Can you find the lines of the listing that include "costs" and copy every one?

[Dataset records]
◆ ◆ ◆ ◆

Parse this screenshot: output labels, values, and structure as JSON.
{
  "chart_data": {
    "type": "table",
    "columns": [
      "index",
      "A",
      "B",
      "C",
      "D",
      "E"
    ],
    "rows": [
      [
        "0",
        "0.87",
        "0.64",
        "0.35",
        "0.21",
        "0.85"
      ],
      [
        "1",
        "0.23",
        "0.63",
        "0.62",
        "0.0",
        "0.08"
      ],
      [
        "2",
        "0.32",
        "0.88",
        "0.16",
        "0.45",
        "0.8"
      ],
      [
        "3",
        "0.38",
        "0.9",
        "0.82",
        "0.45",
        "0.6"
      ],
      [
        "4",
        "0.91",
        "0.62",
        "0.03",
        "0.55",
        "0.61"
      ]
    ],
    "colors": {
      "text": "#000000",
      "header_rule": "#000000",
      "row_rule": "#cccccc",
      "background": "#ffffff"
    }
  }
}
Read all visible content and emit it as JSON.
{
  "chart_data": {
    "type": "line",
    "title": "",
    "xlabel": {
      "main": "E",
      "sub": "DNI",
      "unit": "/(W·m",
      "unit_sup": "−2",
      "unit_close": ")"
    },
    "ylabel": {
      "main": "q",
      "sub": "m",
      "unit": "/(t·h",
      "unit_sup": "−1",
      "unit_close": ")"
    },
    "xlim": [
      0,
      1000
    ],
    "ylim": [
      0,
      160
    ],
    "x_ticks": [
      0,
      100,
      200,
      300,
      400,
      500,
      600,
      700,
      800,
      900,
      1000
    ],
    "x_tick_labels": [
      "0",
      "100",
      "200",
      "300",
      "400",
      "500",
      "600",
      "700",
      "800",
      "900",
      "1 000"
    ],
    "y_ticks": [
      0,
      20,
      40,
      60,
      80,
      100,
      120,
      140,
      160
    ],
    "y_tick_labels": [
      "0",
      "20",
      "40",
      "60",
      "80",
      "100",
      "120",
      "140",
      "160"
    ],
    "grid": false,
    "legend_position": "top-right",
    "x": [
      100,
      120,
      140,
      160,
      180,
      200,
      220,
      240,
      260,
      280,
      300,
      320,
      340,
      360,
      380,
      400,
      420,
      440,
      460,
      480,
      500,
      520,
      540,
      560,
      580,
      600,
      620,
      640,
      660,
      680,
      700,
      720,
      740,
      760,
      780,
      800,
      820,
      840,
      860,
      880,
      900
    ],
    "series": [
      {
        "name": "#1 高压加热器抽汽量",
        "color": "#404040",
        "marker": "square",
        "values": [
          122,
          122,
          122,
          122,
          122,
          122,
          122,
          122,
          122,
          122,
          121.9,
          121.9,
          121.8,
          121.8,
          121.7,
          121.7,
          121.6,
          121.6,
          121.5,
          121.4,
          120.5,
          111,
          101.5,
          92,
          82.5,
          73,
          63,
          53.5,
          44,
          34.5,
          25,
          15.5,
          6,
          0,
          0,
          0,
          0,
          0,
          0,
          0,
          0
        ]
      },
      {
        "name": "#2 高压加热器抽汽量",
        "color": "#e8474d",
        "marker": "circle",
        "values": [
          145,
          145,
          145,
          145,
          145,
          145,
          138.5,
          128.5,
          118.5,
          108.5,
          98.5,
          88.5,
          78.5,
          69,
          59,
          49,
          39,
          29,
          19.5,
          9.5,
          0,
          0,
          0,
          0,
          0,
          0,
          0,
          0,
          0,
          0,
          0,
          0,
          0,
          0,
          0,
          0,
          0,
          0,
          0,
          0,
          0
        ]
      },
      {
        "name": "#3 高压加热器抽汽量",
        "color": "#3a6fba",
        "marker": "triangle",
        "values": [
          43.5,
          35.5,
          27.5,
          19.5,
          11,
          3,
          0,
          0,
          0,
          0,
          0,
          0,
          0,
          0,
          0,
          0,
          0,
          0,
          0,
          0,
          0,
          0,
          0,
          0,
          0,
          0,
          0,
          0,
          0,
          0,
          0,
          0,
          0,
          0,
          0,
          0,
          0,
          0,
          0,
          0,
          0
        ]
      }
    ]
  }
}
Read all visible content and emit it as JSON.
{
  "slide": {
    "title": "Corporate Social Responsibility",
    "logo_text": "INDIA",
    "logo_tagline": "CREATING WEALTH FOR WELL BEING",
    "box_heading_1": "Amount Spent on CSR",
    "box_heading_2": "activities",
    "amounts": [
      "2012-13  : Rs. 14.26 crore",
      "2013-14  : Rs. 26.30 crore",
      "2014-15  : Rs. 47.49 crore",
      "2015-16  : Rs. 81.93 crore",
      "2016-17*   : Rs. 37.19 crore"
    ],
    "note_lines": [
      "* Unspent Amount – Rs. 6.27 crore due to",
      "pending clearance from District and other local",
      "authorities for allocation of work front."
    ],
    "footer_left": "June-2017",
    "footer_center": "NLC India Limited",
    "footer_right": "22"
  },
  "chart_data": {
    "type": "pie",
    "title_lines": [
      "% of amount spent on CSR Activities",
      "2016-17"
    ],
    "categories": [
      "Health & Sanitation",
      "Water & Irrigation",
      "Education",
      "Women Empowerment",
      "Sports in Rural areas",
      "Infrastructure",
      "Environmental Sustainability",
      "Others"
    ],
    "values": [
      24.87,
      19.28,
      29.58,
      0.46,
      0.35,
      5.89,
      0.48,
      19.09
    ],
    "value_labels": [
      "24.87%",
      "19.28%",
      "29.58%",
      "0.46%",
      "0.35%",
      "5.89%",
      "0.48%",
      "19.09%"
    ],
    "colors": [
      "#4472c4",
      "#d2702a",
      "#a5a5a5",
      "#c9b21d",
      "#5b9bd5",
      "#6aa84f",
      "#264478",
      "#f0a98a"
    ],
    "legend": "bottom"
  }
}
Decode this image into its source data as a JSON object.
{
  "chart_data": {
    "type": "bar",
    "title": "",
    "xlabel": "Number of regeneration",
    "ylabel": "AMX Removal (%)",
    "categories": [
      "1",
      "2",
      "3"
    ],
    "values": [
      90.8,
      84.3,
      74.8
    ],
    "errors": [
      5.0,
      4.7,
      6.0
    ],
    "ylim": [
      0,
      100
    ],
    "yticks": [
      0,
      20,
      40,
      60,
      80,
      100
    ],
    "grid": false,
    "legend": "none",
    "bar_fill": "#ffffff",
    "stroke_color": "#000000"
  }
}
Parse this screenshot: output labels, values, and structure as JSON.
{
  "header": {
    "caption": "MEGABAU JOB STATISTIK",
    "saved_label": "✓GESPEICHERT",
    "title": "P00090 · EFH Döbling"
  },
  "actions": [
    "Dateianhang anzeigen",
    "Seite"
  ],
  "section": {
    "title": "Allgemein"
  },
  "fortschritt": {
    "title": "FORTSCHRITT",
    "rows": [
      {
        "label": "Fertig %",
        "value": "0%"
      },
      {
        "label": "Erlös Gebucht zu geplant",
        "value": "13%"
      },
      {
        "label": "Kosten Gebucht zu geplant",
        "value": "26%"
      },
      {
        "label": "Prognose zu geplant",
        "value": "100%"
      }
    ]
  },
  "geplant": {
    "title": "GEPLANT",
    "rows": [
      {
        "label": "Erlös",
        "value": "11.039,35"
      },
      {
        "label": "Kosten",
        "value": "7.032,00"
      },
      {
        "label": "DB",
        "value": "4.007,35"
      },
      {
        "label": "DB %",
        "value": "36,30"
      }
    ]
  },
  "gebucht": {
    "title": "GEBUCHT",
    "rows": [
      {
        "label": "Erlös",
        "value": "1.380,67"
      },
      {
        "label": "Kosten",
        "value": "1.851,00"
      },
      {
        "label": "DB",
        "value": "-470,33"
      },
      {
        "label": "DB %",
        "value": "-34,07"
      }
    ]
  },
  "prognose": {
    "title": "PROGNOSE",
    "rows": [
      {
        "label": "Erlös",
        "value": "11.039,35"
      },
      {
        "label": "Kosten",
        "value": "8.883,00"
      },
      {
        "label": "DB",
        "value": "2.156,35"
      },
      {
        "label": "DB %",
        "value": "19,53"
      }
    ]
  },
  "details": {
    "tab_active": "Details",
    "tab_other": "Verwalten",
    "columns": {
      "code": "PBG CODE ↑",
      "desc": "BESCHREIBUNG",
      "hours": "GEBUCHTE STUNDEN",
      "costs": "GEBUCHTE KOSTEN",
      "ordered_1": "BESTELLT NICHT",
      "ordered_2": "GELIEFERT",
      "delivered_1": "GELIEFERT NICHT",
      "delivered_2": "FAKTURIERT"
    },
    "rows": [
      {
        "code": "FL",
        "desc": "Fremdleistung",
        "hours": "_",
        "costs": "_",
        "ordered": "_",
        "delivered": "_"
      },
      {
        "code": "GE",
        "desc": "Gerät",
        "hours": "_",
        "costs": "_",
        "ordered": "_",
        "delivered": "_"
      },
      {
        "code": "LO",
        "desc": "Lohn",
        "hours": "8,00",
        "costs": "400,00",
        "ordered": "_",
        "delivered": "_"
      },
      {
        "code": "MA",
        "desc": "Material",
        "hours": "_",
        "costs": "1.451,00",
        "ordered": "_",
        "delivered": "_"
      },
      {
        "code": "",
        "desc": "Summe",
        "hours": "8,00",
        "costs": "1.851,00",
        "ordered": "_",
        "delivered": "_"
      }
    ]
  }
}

◆ ◆ ◆ ◆

[RESULT FOR THIS TASK]
      "costs": "GEBUCHTE KOSTEN",
        "costs": "_",
        "costs": "_",
        "costs": "400,00",
        "costs": "1.451,00",
        "costs": "1.851,00",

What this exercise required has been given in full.